Could you reproduce the passage on the Moving Matters Traveling Workshop word for word, from "This is part" up to and including "politics and culture."?

◆ **Source text**
::::

This is part of our special feature on Anxiety Culture.
The Moving Matters Traveling Workshop (MMTW) is a transdisciplinary experiment. This mobile art and scholarship laboratory tests, enacts, and teases out the idea that subjects are formed not simply by sharing territory, blood or nationality, but according to the paths they have followed. Do commonalities arise due to similar experiences of migration? Or following similar daily paths within a neighborhood or across a city ? The artists and scholars who founded the MMTW have all had multiple experiences of migration: they are serial migrants. [1] They draw on this experience to produce art on mobility and migration that exposes and explores the choreographic powers that shape a world in motion even as dominant ideologies maintain discourses of territorial bias for politics and culture.
Moving to a new county is among the most dramatic changes one can experience. Whether someone is displaced by war or famine, exiled for political reasons, or decides to move for love or a job, migration is an anxious interval between homes. For some people, this liminal period stretches indefinitely to make being a refugee into an enduring identity. For others, it sets out the beat of immigrant life with its back and forth motions between adopted homes and places of origin. To settle is not just a matter of learning the ropes of a new culture or becoming accustomed to being a stranger—it entails developing strategies to find one’s balance in a lifeworld strung between there and there. People whose migratory journeys disturb their ability to engage this process and those who must find a way to live “between” without the possibility of return to their birthplace, learning to dance the two step of immigration, presents particular challenges. Those who have migrated under duress and lived through traumatic events, encounter uneven, mined landscapes everywhere. Exiles join the immigration dance with a phantom leg. Even for people with the “best” passports, higher education, and a modicum of wealth, migration and immigration inspire tremendous fear, doubt, and trepidation, as well as hope. Immigrants are themselves anxious objects for some “locals.” While they are occupied with keeping up with the oscillating space of their lives, many simultaneously confront the hostility of those who defend static, territorial politics and reified notions of culture and belonging.

::::

◆ **Recorded data**
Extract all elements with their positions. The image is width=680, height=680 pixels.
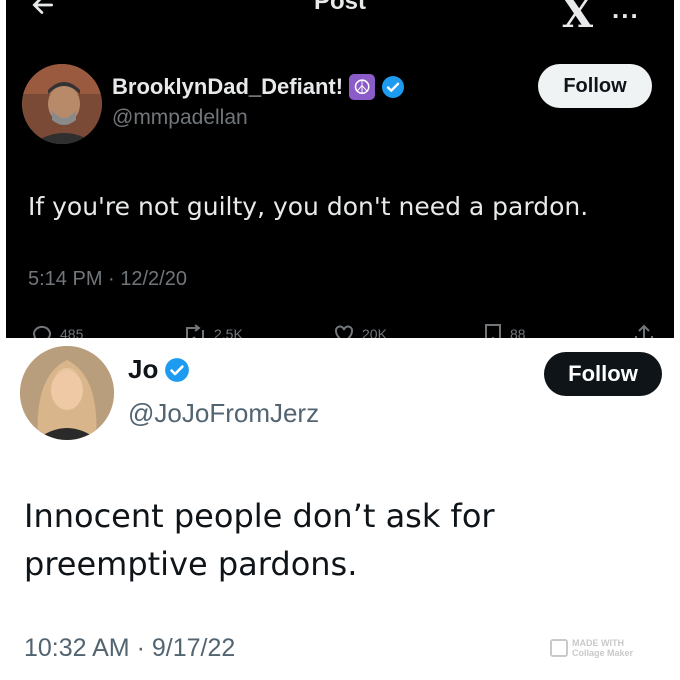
reply-icon [32, 325, 51, 338]
share-button[interactable] [632, 322, 656, 338]
tweet-timestamp[interactable]: 10:32 AM · 9/17/22 [24, 634, 235, 663]
like-count: 20K [362, 326, 387, 338]
watermark-line1: MADE WITH [572, 638, 624, 648]
repost-button[interactable]: 2.5K [182, 322, 243, 338]
share-icon [635, 324, 653, 338]
more-icon[interactable]: ... [612, 0, 640, 25]
repost-count: 2.5K [214, 326, 243, 338]
verified-badge-icon [165, 357, 190, 382]
collage-maker-icon [550, 639, 568, 657]
avatar[interactable] [20, 346, 114, 440]
like-icon [335, 325, 353, 338]
author-name-text: Jo [128, 354, 159, 384]
watermark: MADE WITH Collage Maker [550, 636, 662, 660]
follow-button[interactable]: Follow [544, 352, 662, 396]
top-tweet-panel: Post X ... BrooklynDad_Defiant! ☮ @mmpad… [6, 0, 674, 338]
follow-button[interactable]: Follow [538, 64, 652, 108]
verified-badge-icon [382, 76, 405, 98]
reply-count: 485 [60, 326, 84, 338]
watermark-line2: Collage Maker [572, 648, 634, 658]
tweet-text: If you're not guilty, you don't need a p… [28, 192, 589, 221]
repost-icon [186, 324, 204, 338]
author-name[interactable]: Jo [128, 354, 190, 385]
reply-button[interactable]: 485 [30, 322, 83, 338]
author-handle[interactable]: @JoJoFromJerz [128, 398, 319, 429]
author-name[interactable]: BrooklynDad_Defiant! ☮ [112, 74, 405, 100]
like-button[interactable]: 20K [332, 322, 387, 338]
tweet-text: Innocent people don’t ask for preemptive… [24, 497, 495, 583]
bookmark-button[interactable]: 88 [482, 322, 526, 338]
author-handle[interactable]: @mmpadellan [112, 106, 248, 130]
bottom-tweet-panel: Jo @JoJoFromJerz Follow Innocent people … [6, 338, 674, 680]
bookmark-count: 88 [510, 326, 526, 338]
peace-symbol-icon: ☮ [349, 74, 376, 100]
avatar[interactable] [22, 64, 102, 144]
tweet-timestamp[interactable]: 5:14 PM · 12/2/20 [28, 268, 187, 291]
x-logo-icon[interactable]: X [562, 0, 593, 37]
action-bar: 485 2.5K 20K 88 [6, 322, 674, 338]
author-name-text: BrooklynDad_Defiant! [112, 74, 344, 99]
bookmark-icon [485, 324, 501, 338]
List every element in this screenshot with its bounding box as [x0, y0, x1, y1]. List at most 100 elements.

::::

◆ **Solution**
This is part of our special feature on Anxiety Culture.
The Moving Matters Traveling Workshop (MMTW) is a transdisciplinary experiment. This mobile art and scholarship laboratory tests, enacts, and teases out the idea that subjects are formed not simply by sharing territory, blood or nationality, but according to the paths they have followed. Do commonalities arise due to similar experiences of migration? Or following similar daily paths within a neighborhood or across a city ? The artists and scholars who founded the MMTW have all had multiple experiences of migration: they are serial migrants. [1] They draw on this experience to produce art on mobility and migration that exposes and explores the choreographic powers that shape a world in motion even as dominant ideologies maintain discourses of territorial bias for politics and culture.